* **TASK BRIEF**:
Please reproduce the items below word for word, leaving out the pictures.

* **TASK INPUT**:
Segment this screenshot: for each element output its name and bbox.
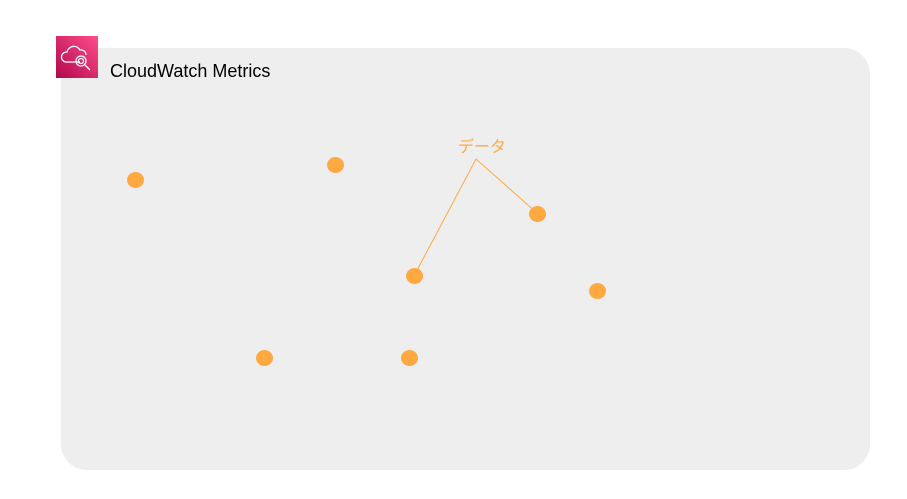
data-point <box>401 350 418 366</box>
data-point <box>127 172 144 188</box>
data-label: データ <box>458 139 507 156</box>
data-point <box>529 206 546 222</box>
data-point <box>256 350 273 366</box>
cloudwatch-icon <box>56 36 98 78</box>
data-point <box>589 283 606 299</box>
data-point <box>327 157 344 173</box>
group-title: CloudWatch Metrics <box>110 61 271 81</box>
data-point <box>406 268 423 284</box>
connector-line <box>413 158 538 277</box>
cloudwatch-metrics-group <box>61 48 870 470</box>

* **SOLUTION**:
Segment this screenshot: for each element output its name and bbox.
data-point <box>401 350 418 366</box>
data-point <box>127 172 144 188</box>
data-label: データ <box>458 139 507 156</box>
data-point <box>529 206 546 222</box>
data-point <box>256 350 273 366</box>
cloudwatch-icon <box>56 36 98 78</box>
data-point <box>589 283 606 299</box>
data-point <box>327 157 344 173</box>
group-title: CloudWatch Metrics <box>110 61 271 81</box>
data-point <box>406 268 423 284</box>
connector-line <box>413 158 538 277</box>
cloudwatch-metrics-group <box>61 48 870 470</box>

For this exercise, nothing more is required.